===== DATA SHOWN =====

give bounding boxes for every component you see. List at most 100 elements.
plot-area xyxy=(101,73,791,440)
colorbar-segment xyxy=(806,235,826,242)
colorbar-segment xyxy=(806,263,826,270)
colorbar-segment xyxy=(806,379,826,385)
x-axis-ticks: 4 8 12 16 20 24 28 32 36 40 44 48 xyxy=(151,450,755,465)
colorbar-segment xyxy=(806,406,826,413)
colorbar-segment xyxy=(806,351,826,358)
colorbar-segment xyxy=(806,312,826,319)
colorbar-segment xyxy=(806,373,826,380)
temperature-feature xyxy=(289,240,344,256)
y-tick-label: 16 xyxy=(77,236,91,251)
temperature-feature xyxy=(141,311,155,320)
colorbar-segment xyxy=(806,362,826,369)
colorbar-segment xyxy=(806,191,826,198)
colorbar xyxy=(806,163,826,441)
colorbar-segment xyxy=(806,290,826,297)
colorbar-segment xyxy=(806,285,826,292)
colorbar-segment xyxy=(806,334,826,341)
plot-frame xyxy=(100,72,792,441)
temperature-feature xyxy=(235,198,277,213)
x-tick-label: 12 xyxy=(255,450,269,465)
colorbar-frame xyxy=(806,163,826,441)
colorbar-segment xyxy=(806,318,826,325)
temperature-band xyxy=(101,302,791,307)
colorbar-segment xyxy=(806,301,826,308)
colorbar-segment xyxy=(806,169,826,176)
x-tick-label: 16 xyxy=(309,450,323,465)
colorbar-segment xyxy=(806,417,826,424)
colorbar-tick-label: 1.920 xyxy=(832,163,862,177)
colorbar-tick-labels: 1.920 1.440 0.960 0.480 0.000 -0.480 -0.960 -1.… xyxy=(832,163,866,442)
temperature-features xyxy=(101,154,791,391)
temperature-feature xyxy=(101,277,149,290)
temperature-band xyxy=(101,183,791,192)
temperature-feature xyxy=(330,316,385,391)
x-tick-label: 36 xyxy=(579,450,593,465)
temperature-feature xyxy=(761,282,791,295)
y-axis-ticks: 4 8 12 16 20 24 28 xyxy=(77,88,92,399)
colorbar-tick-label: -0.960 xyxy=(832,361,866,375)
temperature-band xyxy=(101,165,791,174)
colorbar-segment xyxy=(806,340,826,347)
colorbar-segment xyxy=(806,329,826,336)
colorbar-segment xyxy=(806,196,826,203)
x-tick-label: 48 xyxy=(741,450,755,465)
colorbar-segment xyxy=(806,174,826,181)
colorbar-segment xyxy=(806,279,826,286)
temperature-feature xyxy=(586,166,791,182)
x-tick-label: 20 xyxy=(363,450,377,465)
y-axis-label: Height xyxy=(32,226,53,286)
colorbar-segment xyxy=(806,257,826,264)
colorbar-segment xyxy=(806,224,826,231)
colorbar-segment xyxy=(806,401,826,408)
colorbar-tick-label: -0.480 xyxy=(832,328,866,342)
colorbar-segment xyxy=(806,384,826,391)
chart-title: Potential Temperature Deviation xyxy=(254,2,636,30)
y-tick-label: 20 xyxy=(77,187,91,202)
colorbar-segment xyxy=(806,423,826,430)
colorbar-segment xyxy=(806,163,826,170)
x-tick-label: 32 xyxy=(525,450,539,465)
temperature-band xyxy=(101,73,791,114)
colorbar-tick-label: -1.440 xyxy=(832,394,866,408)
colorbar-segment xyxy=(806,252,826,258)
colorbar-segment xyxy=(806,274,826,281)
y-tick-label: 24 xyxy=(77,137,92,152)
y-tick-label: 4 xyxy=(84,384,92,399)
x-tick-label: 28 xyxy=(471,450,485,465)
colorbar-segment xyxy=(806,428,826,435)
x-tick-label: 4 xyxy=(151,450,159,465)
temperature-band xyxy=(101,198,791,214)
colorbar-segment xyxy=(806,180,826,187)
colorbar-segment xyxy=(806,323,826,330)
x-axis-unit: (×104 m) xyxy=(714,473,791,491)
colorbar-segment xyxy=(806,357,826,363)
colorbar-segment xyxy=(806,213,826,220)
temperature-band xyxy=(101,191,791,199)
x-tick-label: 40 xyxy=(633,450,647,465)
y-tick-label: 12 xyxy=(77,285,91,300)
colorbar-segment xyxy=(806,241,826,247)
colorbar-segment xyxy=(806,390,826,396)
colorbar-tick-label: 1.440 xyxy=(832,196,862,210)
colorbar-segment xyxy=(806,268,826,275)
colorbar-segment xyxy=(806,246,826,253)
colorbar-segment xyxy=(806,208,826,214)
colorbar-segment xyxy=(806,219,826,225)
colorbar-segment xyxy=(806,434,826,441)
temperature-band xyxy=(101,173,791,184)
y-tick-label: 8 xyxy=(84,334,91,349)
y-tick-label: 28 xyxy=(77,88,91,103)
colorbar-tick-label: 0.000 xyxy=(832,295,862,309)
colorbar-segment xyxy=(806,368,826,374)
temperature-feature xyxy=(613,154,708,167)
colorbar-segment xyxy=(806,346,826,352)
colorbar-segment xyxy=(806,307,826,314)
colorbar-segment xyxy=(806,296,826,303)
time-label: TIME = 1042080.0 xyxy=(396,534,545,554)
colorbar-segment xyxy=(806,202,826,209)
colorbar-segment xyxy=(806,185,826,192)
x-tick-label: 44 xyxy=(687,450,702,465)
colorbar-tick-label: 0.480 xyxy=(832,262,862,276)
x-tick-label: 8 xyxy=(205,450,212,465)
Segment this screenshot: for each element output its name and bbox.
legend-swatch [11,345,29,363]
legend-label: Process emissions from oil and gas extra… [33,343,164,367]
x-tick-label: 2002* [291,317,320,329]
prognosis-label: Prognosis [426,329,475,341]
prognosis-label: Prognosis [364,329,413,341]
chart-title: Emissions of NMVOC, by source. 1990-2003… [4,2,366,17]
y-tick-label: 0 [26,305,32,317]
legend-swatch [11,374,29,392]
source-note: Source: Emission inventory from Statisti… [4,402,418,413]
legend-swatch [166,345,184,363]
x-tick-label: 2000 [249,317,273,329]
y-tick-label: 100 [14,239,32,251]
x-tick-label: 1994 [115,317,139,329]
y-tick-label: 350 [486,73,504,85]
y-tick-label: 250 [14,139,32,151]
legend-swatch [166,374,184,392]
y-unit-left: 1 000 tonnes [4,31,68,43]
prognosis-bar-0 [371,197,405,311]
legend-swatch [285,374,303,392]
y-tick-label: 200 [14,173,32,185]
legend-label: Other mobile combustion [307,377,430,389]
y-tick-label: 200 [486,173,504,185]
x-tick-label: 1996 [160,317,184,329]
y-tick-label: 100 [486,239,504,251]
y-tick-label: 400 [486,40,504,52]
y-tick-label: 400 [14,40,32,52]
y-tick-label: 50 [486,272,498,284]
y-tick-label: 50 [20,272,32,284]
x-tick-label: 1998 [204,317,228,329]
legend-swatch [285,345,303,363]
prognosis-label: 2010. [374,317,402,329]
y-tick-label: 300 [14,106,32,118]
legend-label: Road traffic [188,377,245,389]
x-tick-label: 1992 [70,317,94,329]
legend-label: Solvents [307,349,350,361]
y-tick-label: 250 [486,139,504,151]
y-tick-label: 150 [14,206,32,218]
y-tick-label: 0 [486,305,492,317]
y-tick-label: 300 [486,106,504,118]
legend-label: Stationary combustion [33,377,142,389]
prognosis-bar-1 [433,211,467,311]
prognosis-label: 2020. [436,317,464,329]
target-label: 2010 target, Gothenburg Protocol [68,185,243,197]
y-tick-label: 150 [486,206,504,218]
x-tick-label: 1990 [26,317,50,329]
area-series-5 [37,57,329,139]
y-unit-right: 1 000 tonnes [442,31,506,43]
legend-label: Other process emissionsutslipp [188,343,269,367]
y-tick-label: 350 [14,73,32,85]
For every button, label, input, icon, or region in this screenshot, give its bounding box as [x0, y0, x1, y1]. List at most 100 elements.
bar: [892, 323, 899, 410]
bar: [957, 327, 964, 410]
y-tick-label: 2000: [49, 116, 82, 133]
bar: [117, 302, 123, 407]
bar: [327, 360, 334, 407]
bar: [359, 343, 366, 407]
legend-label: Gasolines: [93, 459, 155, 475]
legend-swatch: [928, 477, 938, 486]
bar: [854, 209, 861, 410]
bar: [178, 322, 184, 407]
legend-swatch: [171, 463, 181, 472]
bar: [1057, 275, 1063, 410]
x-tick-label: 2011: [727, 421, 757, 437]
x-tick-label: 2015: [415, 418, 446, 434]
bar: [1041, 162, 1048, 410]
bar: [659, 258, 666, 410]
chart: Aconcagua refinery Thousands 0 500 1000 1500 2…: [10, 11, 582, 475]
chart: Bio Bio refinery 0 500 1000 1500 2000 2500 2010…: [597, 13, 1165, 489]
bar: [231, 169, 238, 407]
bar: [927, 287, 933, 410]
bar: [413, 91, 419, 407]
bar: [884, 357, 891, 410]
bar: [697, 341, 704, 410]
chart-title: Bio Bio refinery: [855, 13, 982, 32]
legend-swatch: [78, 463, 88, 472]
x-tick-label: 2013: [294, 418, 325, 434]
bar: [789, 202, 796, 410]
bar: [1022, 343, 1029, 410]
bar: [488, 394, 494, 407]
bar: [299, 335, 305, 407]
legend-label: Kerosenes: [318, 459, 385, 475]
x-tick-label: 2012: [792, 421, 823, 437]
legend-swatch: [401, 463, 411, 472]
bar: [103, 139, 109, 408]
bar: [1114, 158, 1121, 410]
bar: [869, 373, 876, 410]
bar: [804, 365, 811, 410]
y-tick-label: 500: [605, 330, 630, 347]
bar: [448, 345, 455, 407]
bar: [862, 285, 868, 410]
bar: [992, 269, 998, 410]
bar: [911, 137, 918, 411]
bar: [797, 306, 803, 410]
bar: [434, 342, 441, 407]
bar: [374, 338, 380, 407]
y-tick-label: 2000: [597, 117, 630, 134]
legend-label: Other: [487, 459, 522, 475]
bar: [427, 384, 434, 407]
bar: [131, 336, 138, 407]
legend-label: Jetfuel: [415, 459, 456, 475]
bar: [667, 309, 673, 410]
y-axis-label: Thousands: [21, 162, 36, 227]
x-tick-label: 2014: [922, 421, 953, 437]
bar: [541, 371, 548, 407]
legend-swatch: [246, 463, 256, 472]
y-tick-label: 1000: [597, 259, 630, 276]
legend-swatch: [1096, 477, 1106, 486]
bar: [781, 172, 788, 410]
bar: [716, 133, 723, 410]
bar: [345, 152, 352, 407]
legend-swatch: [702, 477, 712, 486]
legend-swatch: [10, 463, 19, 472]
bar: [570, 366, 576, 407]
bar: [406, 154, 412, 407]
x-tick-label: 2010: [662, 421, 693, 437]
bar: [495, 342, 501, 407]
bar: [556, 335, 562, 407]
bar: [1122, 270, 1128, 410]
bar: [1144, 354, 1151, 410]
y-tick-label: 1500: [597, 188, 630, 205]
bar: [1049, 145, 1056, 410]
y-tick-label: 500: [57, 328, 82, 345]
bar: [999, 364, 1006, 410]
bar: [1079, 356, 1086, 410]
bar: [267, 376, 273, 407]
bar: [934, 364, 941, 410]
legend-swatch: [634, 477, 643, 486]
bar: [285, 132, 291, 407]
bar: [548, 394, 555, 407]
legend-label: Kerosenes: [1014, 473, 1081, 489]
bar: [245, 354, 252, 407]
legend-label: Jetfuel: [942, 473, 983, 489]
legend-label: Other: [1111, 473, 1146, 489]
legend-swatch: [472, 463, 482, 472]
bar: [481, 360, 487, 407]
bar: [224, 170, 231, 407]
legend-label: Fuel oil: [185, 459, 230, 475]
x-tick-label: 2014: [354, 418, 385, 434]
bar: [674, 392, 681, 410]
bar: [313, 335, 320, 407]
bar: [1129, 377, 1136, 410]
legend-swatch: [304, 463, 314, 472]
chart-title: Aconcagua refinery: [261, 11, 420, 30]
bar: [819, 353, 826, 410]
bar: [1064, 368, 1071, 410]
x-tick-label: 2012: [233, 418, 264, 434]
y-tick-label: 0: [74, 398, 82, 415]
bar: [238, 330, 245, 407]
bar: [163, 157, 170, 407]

=====

▶ **WORK REQUIRED**: Rewrite the records from the first line through the line containing "colorbar-segment xyxy=(806,384,826,391)", with "Height" changed to "Altitude" and nothing else altered.

▶ **COMPLETED TASK**:
give bounding boxes for every component you see. List at most 100 elements.
plot-area xyxy=(101,73,791,440)
colorbar-segment xyxy=(806,235,826,242)
colorbar-segment xyxy=(806,263,826,270)
colorbar-segment xyxy=(806,379,826,385)
x-axis-ticks: 4 8 12 16 20 24 28 32 36 40 44 48 xyxy=(151,450,755,465)
colorbar-segment xyxy=(806,406,826,413)
colorbar-segment xyxy=(806,351,826,358)
colorbar-segment xyxy=(806,312,826,319)
colorbar-segment xyxy=(806,373,826,380)
temperature-feature xyxy=(289,240,344,256)
y-tick-label: 16 xyxy=(77,236,91,251)
temperature-feature xyxy=(141,311,155,320)
colorbar-segment xyxy=(806,362,826,369)
colorbar-segment xyxy=(806,191,826,198)
colorbar xyxy=(806,163,826,441)
colorbar-segment xyxy=(806,290,826,297)
colorbar-segment xyxy=(806,285,826,292)
colorbar-segment xyxy=(806,334,826,341)
plot-frame xyxy=(100,72,792,441)
temperature-feature xyxy=(235,198,277,213)
x-tick-label: 12 xyxy=(255,450,269,465)
colorbar-frame xyxy=(806,163,826,441)
colorbar-segment xyxy=(806,318,826,325)
temperature-band xyxy=(101,302,791,307)
colorbar-segment xyxy=(806,301,826,308)
colorbar-segment xyxy=(806,169,826,176)
x-tick-label: 16 xyxy=(309,450,323,465)
colorbar-segment xyxy=(806,417,826,424)
colorbar-tick-label: 1.920 xyxy=(832,163,862,177)
colorbar-tick-labels: 1.920 1.440 0.960 0.480 0.000 -0.480 -0.960 -1.… xyxy=(832,163,866,442)
temperature-features xyxy=(101,154,791,391)
temperature-feature xyxy=(101,277,149,290)
temperature-band xyxy=(101,183,791,192)
temperature-feature xyxy=(330,316,385,391)
x-tick-label: 36 xyxy=(579,450,593,465)
temperature-feature xyxy=(761,282,791,295)
y-axis-ticks: 4 8 12 16 20 24 28 xyxy=(77,88,92,399)
colorbar-tick-label: -0.960 xyxy=(832,361,866,375)
temperature-band xyxy=(101,165,791,174)
colorbar-segment xyxy=(806,340,826,347)
colorbar-segment xyxy=(806,329,826,336)
colorbar-segment xyxy=(806,196,826,203)
x-tick-label: 48 xyxy=(741,450,755,465)
colorbar-segment xyxy=(806,174,826,181)
colorbar-segment xyxy=(806,279,826,286)
temperature-feature xyxy=(586,166,791,182)
x-tick-label: 20 xyxy=(363,450,377,465)
y-axis-label: Altitude xyxy=(32,226,53,286)
colorbar-segment xyxy=(806,257,826,264)
colorbar-segment xyxy=(806,224,826,231)
colorbar-segment xyxy=(806,401,826,408)
colorbar-tick-label: -0.480 xyxy=(832,328,866,342)
colorbar-segment xyxy=(806,384,826,391)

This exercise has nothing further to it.